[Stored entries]
####################
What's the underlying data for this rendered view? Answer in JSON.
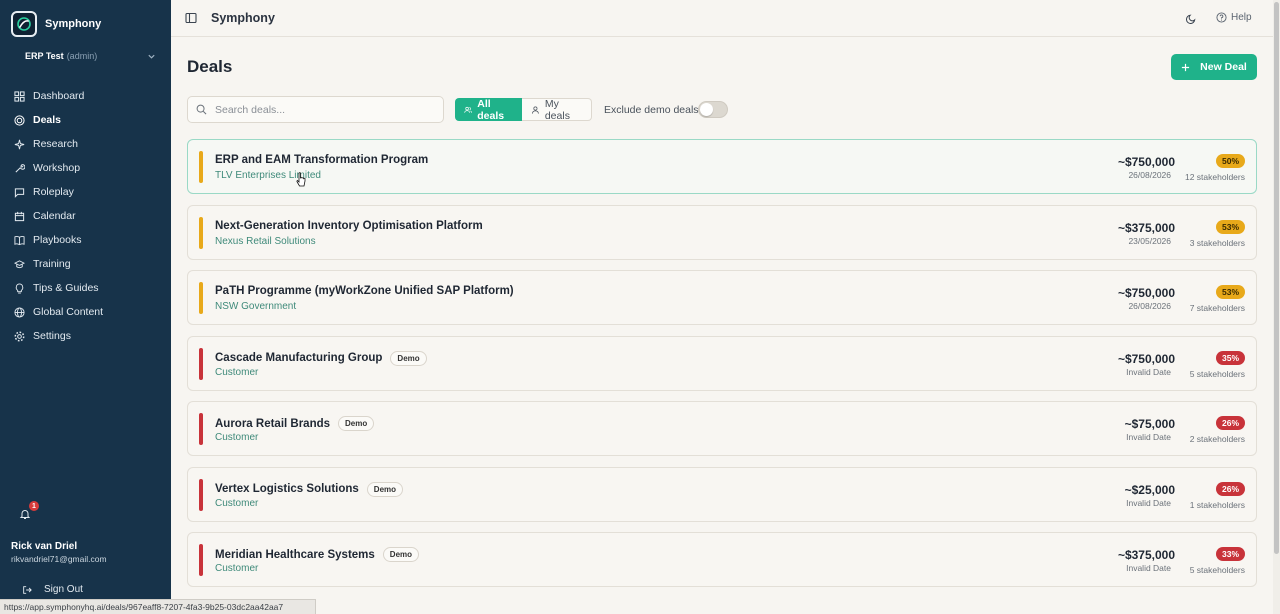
{
  "sidebar": {
    "brand": "Symphony",
    "workspace": {
      "name": "ERP Test",
      "role": "(admin)"
    },
    "items": [
      {
        "label": "Dashboard",
        "icon": "grid-icon"
      },
      {
        "label": "Deals",
        "icon": "target-icon",
        "active": true
      },
      {
        "label": "Research",
        "icon": "sparkles-icon"
      },
      {
        "label": "Workshop",
        "icon": "wrench-icon"
      },
      {
        "label": "Roleplay",
        "icon": "chat-icon"
      },
      {
        "label": "Calendar",
        "icon": "calendar-icon"
      },
      {
        "label": "Playbooks",
        "icon": "book-icon"
      },
      {
        "label": "Training",
        "icon": "graduation-cap-icon"
      },
      {
        "label": "Tips & Guides",
        "icon": "lightbulb-icon"
      },
      {
        "label": "Global Content",
        "icon": "globe-icon"
      },
      {
        "label": "Settings",
        "icon": "gear-icon"
      }
    ],
    "notification_count": "1",
    "user": {
      "name": "Rick van Driel",
      "email": "rikvandriel71@gmail.com"
    },
    "sign_out": "Sign Out"
  },
  "topbar": {
    "title": "Symphony",
    "help": "Help"
  },
  "page": {
    "title": "Deals",
    "new_deal": "New Deal"
  },
  "filters": {
    "search_placeholder": "Search deals...",
    "all_deals": "All deals",
    "my_deals": "My deals",
    "exclude_demo": "Exclude demo deals",
    "exclude_demo_on": false
  },
  "colors": {
    "accent": "#1fb28a",
    "sidebar": "#17334a",
    "amber": "#e8a91a",
    "red": "#c8333a"
  },
  "deals": [
    {
      "name": "ERP and EAM Transformation Program",
      "company": "TLV Enterprises Limited",
      "amount": "~$750,000",
      "date": "26/08/2026",
      "probability": "50%",
      "stakeholders": "12 stakeholders",
      "status": "amber",
      "demo": false
    },
    {
      "name": "Next-Generation Inventory Optimisation Platform",
      "company": "Nexus Retail Solutions",
      "amount": "~$375,000",
      "date": "23/05/2026",
      "probability": "53%",
      "stakeholders": "3 stakeholders",
      "status": "amber",
      "demo": false
    },
    {
      "name": "PaTH Programme (myWorkZone Unified SAP Platform)",
      "company": "NSW Government",
      "amount": "~$750,000",
      "date": "26/08/2026",
      "probability": "53%",
      "stakeholders": "7 stakeholders",
      "status": "amber",
      "demo": false
    },
    {
      "name": "Cascade Manufacturing Group",
      "company": "Customer",
      "amount": "~$750,000",
      "date": "Invalid Date",
      "probability": "35%",
      "stakeholders": "5 stakeholders",
      "status": "red",
      "demo": true
    },
    {
      "name": "Aurora Retail Brands",
      "company": "Customer",
      "amount": "~$75,000",
      "date": "Invalid Date",
      "probability": "26%",
      "stakeholders": "2 stakeholders",
      "status": "red",
      "demo": true
    },
    {
      "name": "Vertex Logistics Solutions",
      "company": "Customer",
      "amount": "~$25,000",
      "date": "Invalid Date",
      "probability": "26%",
      "stakeholders": "1 stakeholders",
      "status": "red",
      "demo": true
    },
    {
      "name": "Meridian Healthcare Systems",
      "company": "Customer",
      "amount": "~$375,000",
      "date": "Invalid Date",
      "probability": "33%",
      "stakeholders": "5 stakeholders",
      "status": "red",
      "demo": true
    }
  ],
  "demo_label": "Demo",
  "status_url": "https://app.symphonyhq.ai/deals/967eaff8-7207-4fa3-9b25-03dc2aa42aa7"
}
####################
Problem details: Do not include the images; transcribe the rest of the listing exactly.

Full output:
What's the underlying data for this rendered view? Answer in JSON.
{
  "sidebar": {
    "brand": "Symphony",
    "workspace": {
      "name": "ERP Test",
      "role": "(admin)"
    },
    "items": [
      {
        "label": "Dashboard",
        "icon": "grid-icon"
      },
      {
        "label": "Deals",
        "icon": "target-icon",
        "active": true
      },
      {
        "label": "Research",
        "icon": "sparkles-icon"
      },
      {
        "label": "Workshop",
        "icon": "wrench-icon"
      },
      {
        "label": "Roleplay",
        "icon": "chat-icon"
      },
      {
        "label": "Calendar",
        "icon": "calendar-icon"
      },
      {
        "label": "Playbooks",
        "icon": "book-icon"
      },
      {
        "label": "Training",
        "icon": "graduation-cap-icon"
      },
      {
        "label": "Tips & Guides",
        "icon": "lightbulb-icon"
      },
      {
        "label": "Global Content",
        "icon": "globe-icon"
      },
      {
        "label": "Settings",
        "icon": "gear-icon"
      }
    ],
    "notification_count": "1",
    "user": {
      "name": "Rick van Driel",
      "email": "rikvandriel71@gmail.com"
    },
    "sign_out": "Sign Out"
  },
  "topbar": {
    "title": "Symphony",
    "help": "Help"
  },
  "page": {
    "title": "Deals",
    "new_deal": "New Deal"
  },
  "filters": {
    "search_placeholder": "Search deals...",
    "all_deals": "All deals",
    "my_deals": "My deals",
    "exclude_demo": "Exclude demo deals",
    "exclude_demo_on": false
  },
  "colors": {
    "accent": "#1fb28a",
    "sidebar": "#17334a",
    "amber": "#e8a91a",
    "red": "#c8333a"
  },
  "deals": [
    {
      "name": "ERP and EAM Transformation Program",
      "company": "TLV Enterprises Limited",
      "amount": "~$750,000",
      "date": "26/08/2026",
      "probability": "50%",
      "stakeholders": "12 stakeholders",
      "status": "amber",
      "demo": false
    },
    {
      "name": "Next-Generation Inventory Optimisation Platform",
      "company": "Nexus Retail Solutions",
      "amount": "~$375,000",
      "date": "23/05/2026",
      "probability": "53%",
      "stakeholders": "3 stakeholders",
      "status": "amber",
      "demo": false
    },
    {
      "name": "PaTH Programme (myWorkZone Unified SAP Platform)",
      "company": "NSW Government",
      "amount": "~$750,000",
      "date": "26/08/2026",
      "probability": "53%",
      "stakeholders": "7 stakeholders",
      "status": "amber",
      "demo": false
    },
    {
      "name": "Cascade Manufacturing Group",
      "company": "Customer",
      "amount": "~$750,000",
      "date": "Invalid Date",
      "probability": "35%",
      "stakeholders": "5 stakeholders",
      "status": "red",
      "demo": true
    },
    {
      "name": "Aurora Retail Brands",
      "company": "Customer",
      "amount": "~$75,000",
      "date": "Invalid Date",
      "probability": "26%",
      "stakeholders": "2 stakeholders",
      "status": "red",
      "demo": true
    },
    {
      "name": "Vertex Logistics Solutions",
      "company": "Customer",
      "amount": "~$25,000",
      "date": "Invalid Date",
      "probability": "26%",
      "stakeholders": "1 stakeholders",
      "status": "red",
      "demo": true
    },
    {
      "name": "Meridian Healthcare Systems",
      "company": "Customer",
      "amount": "~$375,000",
      "date": "Invalid Date",
      "probability": "33%",
      "stakeholders": "5 stakeholders",
      "status": "red",
      "demo": true
    }
  ],
  "demo_label": "Demo",
  "status_url": "https://app.symphonyhq.ai/deals/967eaff8-7207-4fa3-9b25-03dc2aa42aa7"
}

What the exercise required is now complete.